— START OF Document text —
Anatomy of the Configuration File

The whole configuration of ReFrame is a single JSON object whose properties are responsible for configuring the basic aspects of the framework. We’ll refer to these top-level properties as sections. These sections contain other objects which further define in detail the framework’s behavior. If you are using a Python file to configure ReFrame, this big JSON configuration object is stored in a special variable called site_configuration.

We will explore the basic configuration of ReFrame by looking into the configuration file of the tutorials, which permits ReFrame to run on the Piz Daint supercomputer and a local computer. For the complete listing and description of all configuration options, you should refer to the Configuration Reference.

site_configuration = {
    'systems': [
        {
            'name': 'daint',
            'descr': 'Piz Daint Supercomputer',
            'hostnames': ['daint'],
            'modules_system': 'tmod32',
            'partitions': [
                {
                    'name': 'login',
                    'descr': 'Login nodes',
                    'scheduler': 'local',
                    'launcher': 'local',
                    'environs': ['builtin', 'gnu', 'intel', 'nvidia', 'cray'],
                },
                {
                    'name': 'gpu',
                    'descr': 'Hybrid nodes',
                    'scheduler': 'slurm',
                    'launcher': 'srun',
                    'access': ['-C gpu', '-A csstaff'],
                    'environs': ['gnu', 'intel', 'nvidia', 'cray'],
                    'max_jobs': 100,
                },
                {
                    'name': 'mc',
                    'descr': 'Multicore nodes',
                    'scheduler': 'slurm',
                    'launcher': 'srun',
                    'access': ['-C mc', '-A csstaff'],
                    'environs': ['gnu', 'intel', 'nvidia', 'cray'],
                    'max_jobs': 100,
                    'resources': [
                        {
                            'name': 'memory',
                            'options': ['--mem={size}']
                        }
                    ]
                }
            ]
        }
    ],
    'environments': [
        {
            'name': 'gnu',
            'modules': ['PrgEnv-gnu'],
            'cc': 'cc',
            'cxx': 'CC',
            'ftn': 'ftn',
            'target_systems': ['daint']
        },
        {
            'name': 'cray',
            'modules': ['PrgEnv-cray'],
            'cc': 'cc',
            'cxx': 'CC',
            'ftn': 'ftn',
            'target_systems': ['daint']
        },
        {
            'name': 'intel',
            'modules': ['PrgEnv-intel'],
            'cc': 'cc',
            'cxx': 'CC',
            'ftn': 'ftn',
            'target_systems': ['daint']
        },
        {
            'name': 'nvidia',
            'modules': ['PrgEnv-nvidia'],
            'cc': 'cc',
            'cxx': 'CC',
            'ftn': 'ftn',
            'target_systems': ['daint']
        },
        {
            'name': 'builtin',
            'cc': 'cc',
            'cxx': 'CC',
            'ftn': 'ftn',
            'target_systems': ['daint']
        }
    ]  # end of environments
}

There are three required sections that the final ReFrame configuration must have: systems, environments and logging, but in most cases you will define only the first two, as ReFrame’s builtin configuration already defines a reasonable logging configuration. We will first cover these sections and then move on to the optional ones.
— END OF Document text —
— START OF Information provided —
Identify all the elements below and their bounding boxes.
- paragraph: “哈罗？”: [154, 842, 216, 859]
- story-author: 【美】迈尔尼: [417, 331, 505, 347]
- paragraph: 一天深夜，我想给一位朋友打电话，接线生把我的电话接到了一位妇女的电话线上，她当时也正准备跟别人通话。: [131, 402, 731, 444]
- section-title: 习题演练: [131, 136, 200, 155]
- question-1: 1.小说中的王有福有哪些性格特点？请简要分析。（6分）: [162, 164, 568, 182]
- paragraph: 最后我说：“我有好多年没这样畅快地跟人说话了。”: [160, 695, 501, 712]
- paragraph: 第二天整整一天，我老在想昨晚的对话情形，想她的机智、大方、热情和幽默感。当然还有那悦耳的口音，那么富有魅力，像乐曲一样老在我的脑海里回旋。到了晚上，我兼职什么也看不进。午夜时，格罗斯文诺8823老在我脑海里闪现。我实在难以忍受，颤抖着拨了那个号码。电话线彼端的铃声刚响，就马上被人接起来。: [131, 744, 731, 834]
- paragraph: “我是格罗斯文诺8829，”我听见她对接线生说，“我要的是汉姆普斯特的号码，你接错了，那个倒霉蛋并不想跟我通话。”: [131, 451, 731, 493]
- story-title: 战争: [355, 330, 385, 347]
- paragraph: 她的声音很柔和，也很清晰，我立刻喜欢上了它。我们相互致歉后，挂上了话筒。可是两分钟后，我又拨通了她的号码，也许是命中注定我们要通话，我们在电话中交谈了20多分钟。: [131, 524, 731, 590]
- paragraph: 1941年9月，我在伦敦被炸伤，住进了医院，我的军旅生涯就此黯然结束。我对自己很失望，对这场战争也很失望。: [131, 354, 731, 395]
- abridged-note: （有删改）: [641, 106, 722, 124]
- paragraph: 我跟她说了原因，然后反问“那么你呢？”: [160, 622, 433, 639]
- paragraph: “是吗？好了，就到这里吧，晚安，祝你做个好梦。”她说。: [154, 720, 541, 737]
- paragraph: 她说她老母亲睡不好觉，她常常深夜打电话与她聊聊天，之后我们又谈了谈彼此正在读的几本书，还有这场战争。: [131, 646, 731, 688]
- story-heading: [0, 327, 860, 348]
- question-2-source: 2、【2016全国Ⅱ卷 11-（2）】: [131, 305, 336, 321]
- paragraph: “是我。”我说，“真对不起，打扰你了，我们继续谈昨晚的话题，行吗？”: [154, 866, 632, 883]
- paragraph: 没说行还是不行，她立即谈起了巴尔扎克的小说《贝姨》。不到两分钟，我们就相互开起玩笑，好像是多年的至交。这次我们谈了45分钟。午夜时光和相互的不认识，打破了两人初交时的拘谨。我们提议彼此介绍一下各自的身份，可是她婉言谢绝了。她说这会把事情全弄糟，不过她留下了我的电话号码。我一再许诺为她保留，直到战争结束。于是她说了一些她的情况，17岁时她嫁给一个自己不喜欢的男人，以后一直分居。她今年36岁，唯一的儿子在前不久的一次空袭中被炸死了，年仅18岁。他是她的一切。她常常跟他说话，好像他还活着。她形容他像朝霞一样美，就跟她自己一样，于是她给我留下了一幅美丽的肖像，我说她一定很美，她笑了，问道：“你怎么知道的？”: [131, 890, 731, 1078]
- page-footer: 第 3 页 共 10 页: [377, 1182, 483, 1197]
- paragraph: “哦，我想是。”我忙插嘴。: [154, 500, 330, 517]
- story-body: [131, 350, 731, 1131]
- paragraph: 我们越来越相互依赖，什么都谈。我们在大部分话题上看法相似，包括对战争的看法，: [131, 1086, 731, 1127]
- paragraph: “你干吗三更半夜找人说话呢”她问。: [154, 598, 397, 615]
— END OF Information provided —
Stated problem 1 - Print the part of the ReFrame configuration text starting with "Anatomy of the" and going on through "the Configuration Reference.".
Stated problem 2 - The ReFrame configuration text names three required sections. In one to three sentences, explain why most configurations define only two of them.
None of the items is needed here.

Final result 1 -
Anatomy of the Configuration File

The whole configuration of ReFrame is a single JSON object whose properties are responsible for configuring the basic aspects of the framework. We’ll refer to these top-level properties as sections. These sections contain other objects which further define in detail the framework’s behavior. If you are using a Python file to configure ReFrame, this big JSON configuration object is stored in a special variable called site_configuration.

We will explore the basic configuration of ReFrame by looking into the configuration file of the tutorials, which permits ReFrame to run on the Piz Daint supercomputer and a local computer. For the complete listing and description of all configuration options, you should refer to the Configuration Reference.

Final result 2 - Usually only systems and environments need to be defined, because ReFrame's builtin configuration already provides a reasonable logging configuration. That covers the third required section, logging.